Task to carry out.
Write every entry out again exactly, please, and skip the pictures.

Given data.
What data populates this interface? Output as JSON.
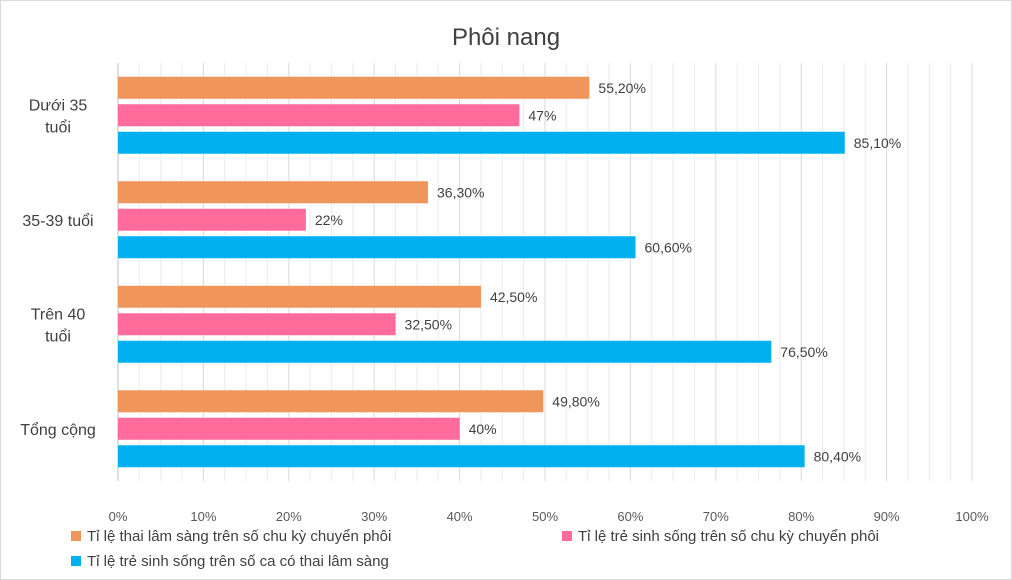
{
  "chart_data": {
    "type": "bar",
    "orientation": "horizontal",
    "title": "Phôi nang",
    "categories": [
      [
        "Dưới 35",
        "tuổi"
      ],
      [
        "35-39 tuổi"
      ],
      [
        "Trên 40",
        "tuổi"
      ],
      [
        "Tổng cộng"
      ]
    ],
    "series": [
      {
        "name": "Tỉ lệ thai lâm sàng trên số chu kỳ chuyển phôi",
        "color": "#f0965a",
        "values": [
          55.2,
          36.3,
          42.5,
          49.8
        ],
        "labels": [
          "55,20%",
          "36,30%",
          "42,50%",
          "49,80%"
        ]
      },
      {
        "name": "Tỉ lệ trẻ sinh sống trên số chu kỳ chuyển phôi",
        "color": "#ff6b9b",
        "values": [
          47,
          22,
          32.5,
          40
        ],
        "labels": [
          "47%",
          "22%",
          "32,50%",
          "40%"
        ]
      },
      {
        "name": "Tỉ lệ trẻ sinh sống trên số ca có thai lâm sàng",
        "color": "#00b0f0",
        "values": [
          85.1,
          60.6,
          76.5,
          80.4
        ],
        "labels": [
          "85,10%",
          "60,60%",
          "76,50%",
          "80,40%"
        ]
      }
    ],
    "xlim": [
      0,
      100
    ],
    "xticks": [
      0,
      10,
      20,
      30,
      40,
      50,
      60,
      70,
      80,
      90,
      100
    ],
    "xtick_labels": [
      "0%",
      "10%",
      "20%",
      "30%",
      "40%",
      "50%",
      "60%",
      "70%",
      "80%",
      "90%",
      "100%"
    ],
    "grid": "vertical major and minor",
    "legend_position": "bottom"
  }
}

Completed exercise.
What data populates this interface? Output as JSON.
{
  "chart_data": {
    "type": "bar",
    "orientation": "horizontal",
    "title": "Phôi nang",
    "categories": [
      [
        "Dưới 35",
        "tuổi"
      ],
      [
        "35-39 tuổi"
      ],
      [
        "Trên 40",
        "tuổi"
      ],
      [
        "Tổng cộng"
      ]
    ],
    "series": [
      {
        "name": "Tỉ lệ thai lâm sàng trên số chu kỳ chuyển phôi",
        "color": "#f0965a",
        "values": [
          55.2,
          36.3,
          42.5,
          49.8
        ],
        "labels": [
          "55,20%",
          "36,30%",
          "42,50%",
          "49,80%"
        ]
      },
      {
        "name": "Tỉ lệ trẻ sinh sống trên số chu kỳ chuyển phôi",
        "color": "#ff6b9b",
        "values": [
          47,
          22,
          32.5,
          40
        ],
        "labels": [
          "47%",
          "22%",
          "32,50%",
          "40%"
        ]
      },
      {
        "name": "Tỉ lệ trẻ sinh sống trên số ca có thai lâm sàng",
        "color": "#00b0f0",
        "values": [
          85.1,
          60.6,
          76.5,
          80.4
        ],
        "labels": [
          "85,10%",
          "60,60%",
          "76,50%",
          "80,40%"
        ]
      }
    ],
    "xlim": [
      0,
      100
    ],
    "xticks": [
      0,
      10,
      20,
      30,
      40,
      50,
      60,
      70,
      80,
      90,
      100
    ],
    "xtick_labels": [
      "0%",
      "10%",
      "20%",
      "30%",
      "40%",
      "50%",
      "60%",
      "70%",
      "80%",
      "90%",
      "100%"
    ],
    "grid": "vertical major and minor",
    "legend_position": "bottom"
  }
}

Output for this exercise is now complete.